• _DATASET ROWS_:
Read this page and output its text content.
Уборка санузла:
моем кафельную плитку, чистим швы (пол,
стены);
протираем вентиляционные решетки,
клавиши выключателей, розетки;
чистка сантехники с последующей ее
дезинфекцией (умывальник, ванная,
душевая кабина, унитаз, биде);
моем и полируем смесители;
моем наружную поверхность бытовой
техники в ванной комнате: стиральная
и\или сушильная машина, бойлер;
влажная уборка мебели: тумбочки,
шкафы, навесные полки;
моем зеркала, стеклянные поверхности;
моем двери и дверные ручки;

• _GIVEN TASK_:
Give only the number of lines in the records that contain the string "моем".

• _ANSWER BELOW_:
5